Reproduce each of the lines word for word.

[BEGIN RECORDS FOR PROCESSING]

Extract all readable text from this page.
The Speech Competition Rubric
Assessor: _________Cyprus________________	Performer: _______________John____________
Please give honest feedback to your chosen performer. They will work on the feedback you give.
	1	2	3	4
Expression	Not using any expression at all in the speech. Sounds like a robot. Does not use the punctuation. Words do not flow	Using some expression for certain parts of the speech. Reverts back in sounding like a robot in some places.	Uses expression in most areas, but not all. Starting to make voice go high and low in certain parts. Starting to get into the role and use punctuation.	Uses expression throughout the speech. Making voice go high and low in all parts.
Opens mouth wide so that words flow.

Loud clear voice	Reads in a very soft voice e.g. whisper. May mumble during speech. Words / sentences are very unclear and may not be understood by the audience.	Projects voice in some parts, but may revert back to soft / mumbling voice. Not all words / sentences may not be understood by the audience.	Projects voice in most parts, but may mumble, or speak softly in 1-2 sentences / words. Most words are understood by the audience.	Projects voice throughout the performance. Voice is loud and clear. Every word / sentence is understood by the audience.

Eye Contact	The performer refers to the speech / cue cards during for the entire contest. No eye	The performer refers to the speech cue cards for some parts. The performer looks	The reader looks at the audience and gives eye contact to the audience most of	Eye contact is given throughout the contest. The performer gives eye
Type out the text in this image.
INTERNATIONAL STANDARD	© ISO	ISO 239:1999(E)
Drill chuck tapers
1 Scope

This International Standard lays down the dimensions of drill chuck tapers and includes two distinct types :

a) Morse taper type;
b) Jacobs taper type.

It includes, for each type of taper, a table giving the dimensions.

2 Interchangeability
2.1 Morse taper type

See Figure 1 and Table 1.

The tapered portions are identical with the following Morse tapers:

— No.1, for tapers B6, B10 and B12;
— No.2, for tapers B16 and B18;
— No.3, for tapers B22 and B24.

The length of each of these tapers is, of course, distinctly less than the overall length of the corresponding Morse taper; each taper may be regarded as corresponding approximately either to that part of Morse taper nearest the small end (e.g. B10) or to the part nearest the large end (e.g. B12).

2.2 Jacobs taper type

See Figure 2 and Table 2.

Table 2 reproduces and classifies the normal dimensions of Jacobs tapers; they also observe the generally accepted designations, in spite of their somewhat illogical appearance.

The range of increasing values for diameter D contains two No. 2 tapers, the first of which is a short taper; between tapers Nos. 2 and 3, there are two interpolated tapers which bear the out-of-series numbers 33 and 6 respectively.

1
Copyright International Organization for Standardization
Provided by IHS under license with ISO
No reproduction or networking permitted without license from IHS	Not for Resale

[END RECORDS FOR PROCESSING]

EXERCISE RESULT:
Extract all readable text from this page.
The Speech Competition Rubric
Assessor: _________Cyprus________________	Performer: _______________John____________
Please give honest feedback to your chosen performer. They will work on the feedback you give.
	1	2	3	4
Expression	Not using any expression at all in the speech. Sounds like a robot. Does not use the punctuation. Words do not flow	Using some expression for certain parts of the speech. Reverts back in sounding like a robot in some places.	Uses expression in most areas, but not all. Starting to make voice go high and low in certain parts. Starting to get into the role and use punctuation.	Uses expression throughout the speech. Making voice go high and low in all parts.
Opens mouth wide so that words flow.

Loud clear voice	Reads in a very soft voice e.g. whisper. May mumble during speech. Words / sentences are very unclear and may not be understood by the audience.	Projects voice in some parts, but may revert back to soft / mumbling voice. Not all words / sentences may not be understood by the audience.	Projects voice in most parts, but may mumble, or speak softly in 1-2 sentences / words. Most words are understood by the audience.	Projects voice throughout the performance. Voice is loud and clear. Every word / sentence is understood by the audience.

Eye Contact	The performer refers to the speech / cue cards during for the entire contest. No eye	The performer refers to the speech cue cards for some parts. The performer looks	The reader looks at the audience and gives eye contact to the audience most of	Eye contact is given throughout the contest. The performer gives eye
Type out the text in this image.
INTERNATIONAL STANDARD	© ISO	ISO 239:1999(E)
Drill chuck tapers
1 Scope

This International Standard lays down the dimensions of drill chuck tapers and includes two distinct types :

a) Morse taper type;
b) Jacobs taper type.

It includes, for each type of taper, a table giving the dimensions.

2 Interchangeability
2.1 Morse taper type

See Figure 1 and Table 1.

The tapered portions are identical with the following Morse tapers:

— No.1, for tapers B6, B10 and B12;
— No.2, for tapers B16 and B18;
— No.3, for tapers B22 and B24.

The length of each of these tapers is, of course, distinctly less than the overall length of the corresponding Morse taper; each taper may be regarded as corresponding approximately either to that part of Morse taper nearest the small end (e.g. B10) or to the part nearest the large end (e.g. B12).

2.2 Jacobs taper type

See Figure 2 and Table 2.

Table 2 reproduces and classifies the normal dimensions of Jacobs tapers; they also observe the generally accepted designations, in spite of their somewhat illogical appearance.

The range of increasing values for diameter D contains two No. 2 tapers, the first of which is a short taper; between tapers Nos. 2 and 3, there are two interpolated tapers which bear the out-of-series numbers 33 and 6 respectively.

1
Copyright International Organization for Standardization
Provided by IHS under license with ISO
No reproduction or networking permitted without license from IHS	Not for Resale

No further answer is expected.